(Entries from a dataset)
◆ ◆ ◆ ◆ ◆ ◆ ◆
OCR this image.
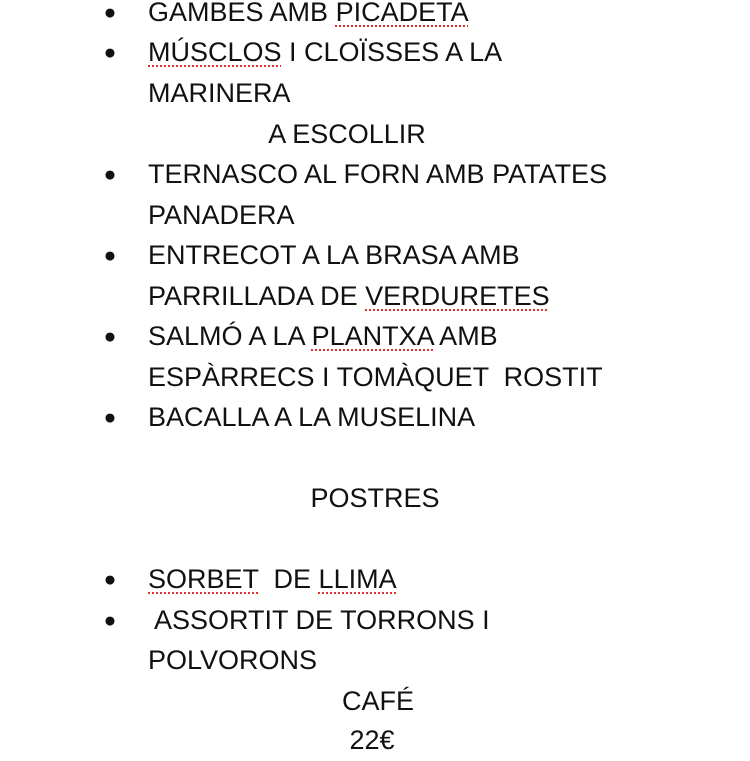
● GAMBES AMB PICADETA
● MÚSCLOS I CLOÏSSES A LA
MARINERA
A ESCOLLIR
● TERNASCO AL FORN AMB PATATES
PANADERA
● ENTRECOT A LA BRASA AMB
PARRILLADA DE VERDURETES
● SALMÓ A LA PLANTXA AMB
ESPÀRRECS I TOMÀQUET  ROSTIT
● BACALLA A LA MUSELINA
POSTRES
● SORBET  DE LLIMA
● ASSORTIT DE TORRONS I
POLVORONS
CAFÉ
22€
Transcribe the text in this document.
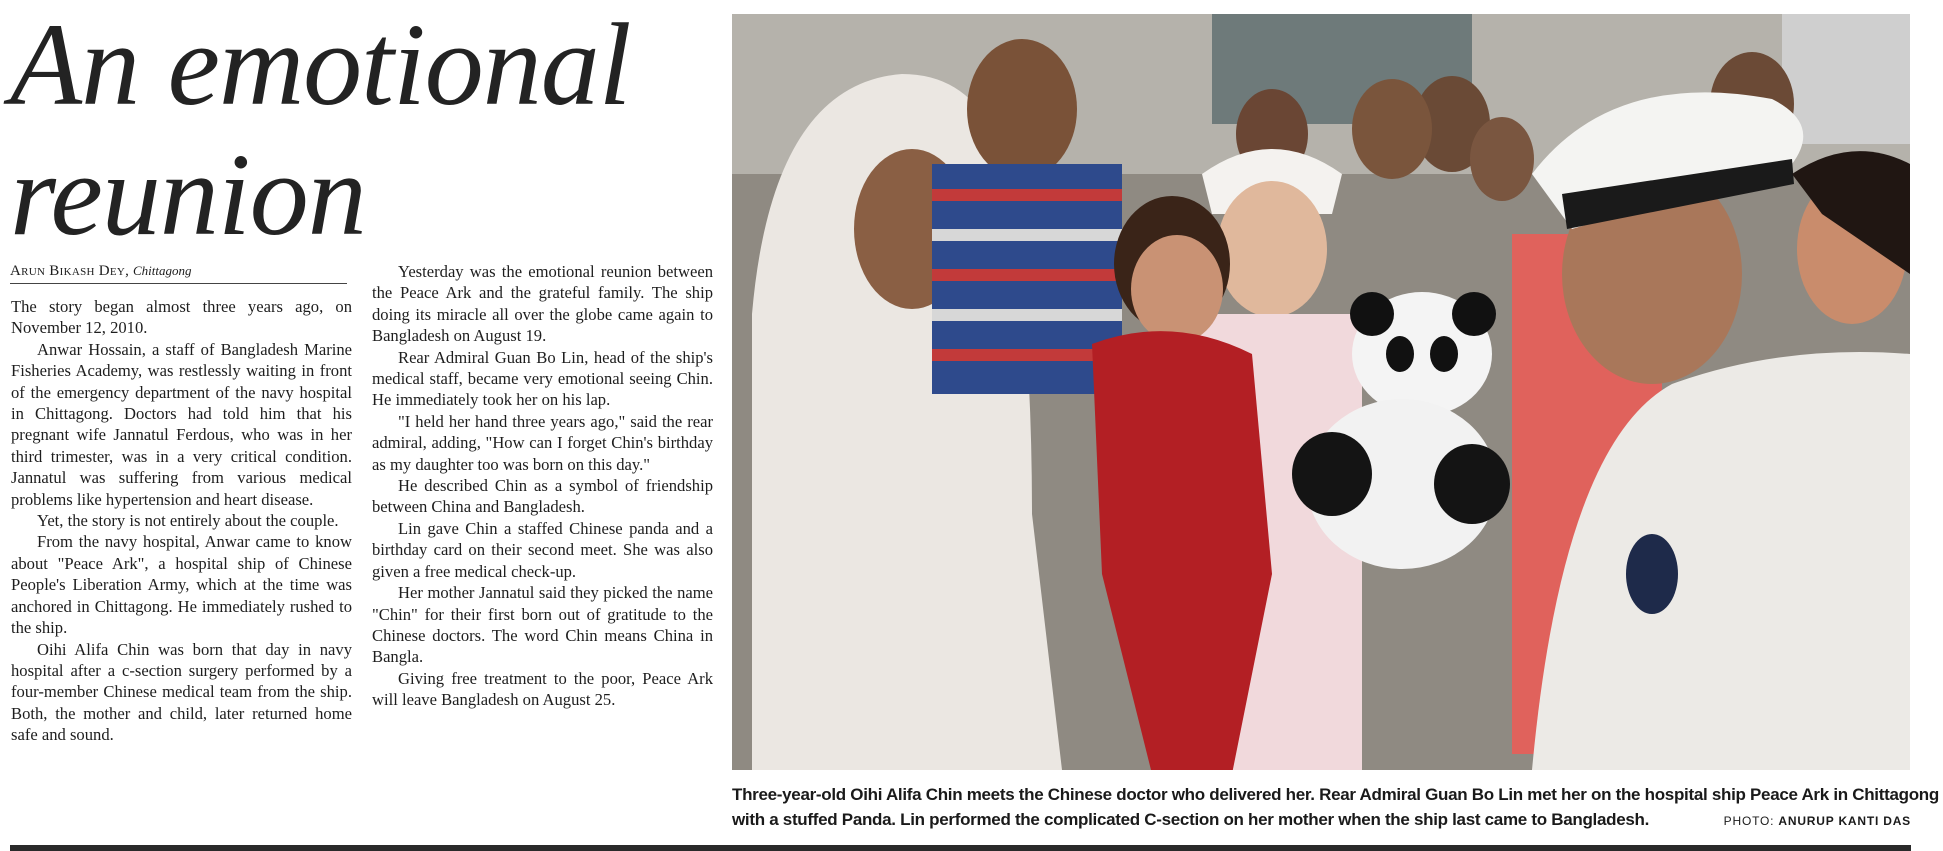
An emotional reunion
Arun Bikash Dey, Chittagong

The story began almost three years ago, on November 12, 2010.

Anwar Hossain, a staff of Bangladesh Marine Fisheries Academy, was restlessly waiting in front of the emergency department of the navy hospital in Chittagong. Doctors had told him that his pregnant wife Jannatul Ferdous, who was in her third trimester, was in a very critical condition. Jannatul was suffering from various medical problems like hypertension and heart disease.

Yet, the story is not entirely about the couple.

From the navy hospital, Anwar came to know about "Peace Ark", a hospital ship of Chinese People's Liberation Army, which at the time was anchored in Chittagong. He immediately rushed to the ship.

Oihi Alifa Chin was born that day in navy hospital after a c-section surgery performed by a four-member Chinese medical team from the ship. Both, the mother and child, later returned home safe and sound.

Yesterday was the emotional reunion between the Peace Ark and the grateful family. The ship doing its miracle all over the globe came again to Bangladesh on August 19.

Rear Admiral Guan Bo Lin, head of the ship's medical staff, became very emotional seeing Chin. He immediately took her on his lap.

"I held her hand three years ago," said the rear admiral, adding, "How can I forget Chin's birthday as my daughter too was born on this day."

He described Chin as a symbol of friendship between China and Bangladesh.

Lin gave Chin a staffed Chinese panda and a birthday card on their second meet. She was also given a free medical check-up.

Her mother Jannatul said they picked the name "Chin" for their first born out of gratitude to the Chinese doctors. The word Chin means China in Bangla.

Giving free treatment to the poor, Peace Ark will leave Bangladesh on August 25.

Three-year-old Oihi Alifa Chin meets the Chinese doctor who delivered her. Rear Admiral Guan Bo Lin met her on the hospital ship Peace Ark in Chittagong
with a stuffed Panda. Lin performed the complicated C-section on her mother when the ship last came to Bangladesh.	PHOTO: ANURUP KANTI DAS
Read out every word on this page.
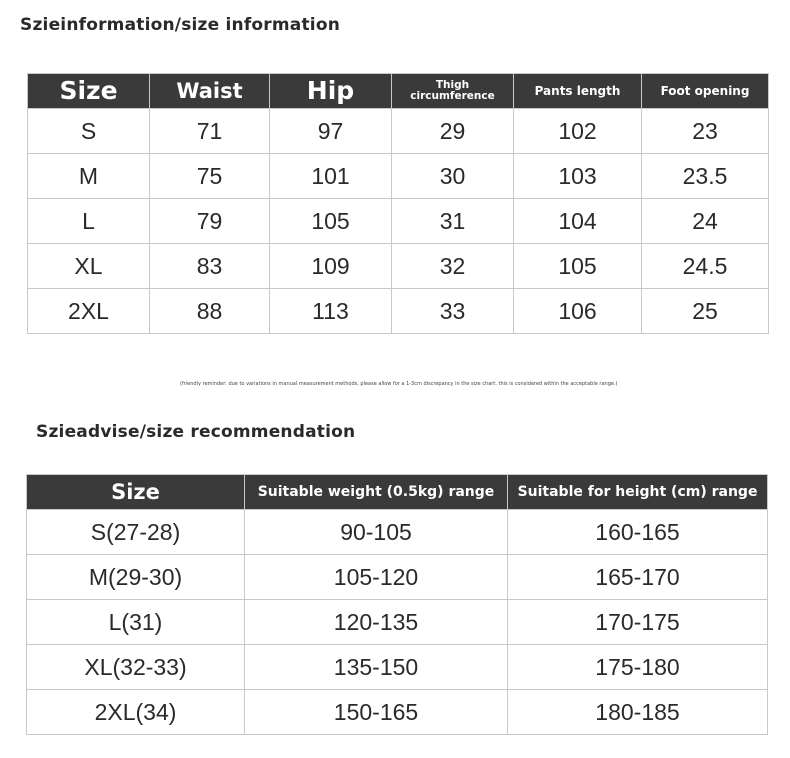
Szieinformation/size information
Size	Waist	Hip	Thigh circumference	Pants length	Foot opening
S	71	97	29	102	23
M	75	101	30	103	23.5
L	79	105	31	104	24
XL	83	109	32	105	24.5
2XL	88	113	33	106	25
(friendly reminder: due to variations in manual measurement methods, please allow for a 1-3cm discrepancy in the size chart. this is considered within the acceptable range.)
Szieadvise/size recommendation
Size	Suitable weight (0.5kg) range	Suitable for height (cm) range
S(27-28)	90-105	160-165
M(29-30)	105-120	165-170
L(31)	120-135	170-175
XL(32-33)	135-150	175-180
2XL(34)	150-165	180-185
◆ ◆ ◆ ◆ ◆ ◆ ◆
**What needs to be done**
Looking at the records above, extract only the lines from the one with "Read out every word on this page." through the last line, exactly, with the pictures left out.

**Solution to the problem**
Read out every word on this page.
Szieinformation/size information
Size	Waist	Hip	Thigh circumference	Pants length	Foot opening
S	71	97	29	102	23
M	75	101	30	103	23.5
L	79	105	31	104	24
XL	83	109	32	105	24.5
2XL	88	113	33	106	25
(friendly reminder: due to variations in manual measurement methods, please allow for a 1-3cm discrepancy in the size chart. this is considered within the acceptable range.)
Szieadvise/size recommendation
Size	Suitable weight (0.5kg) range	Suitable for height (cm) range
S(27-28)	90-105	160-165
M(29-30)	105-120	165-170
L(31)	120-135	170-175
XL(32-33)	135-150	175-180
2XL(34)	150-165	180-185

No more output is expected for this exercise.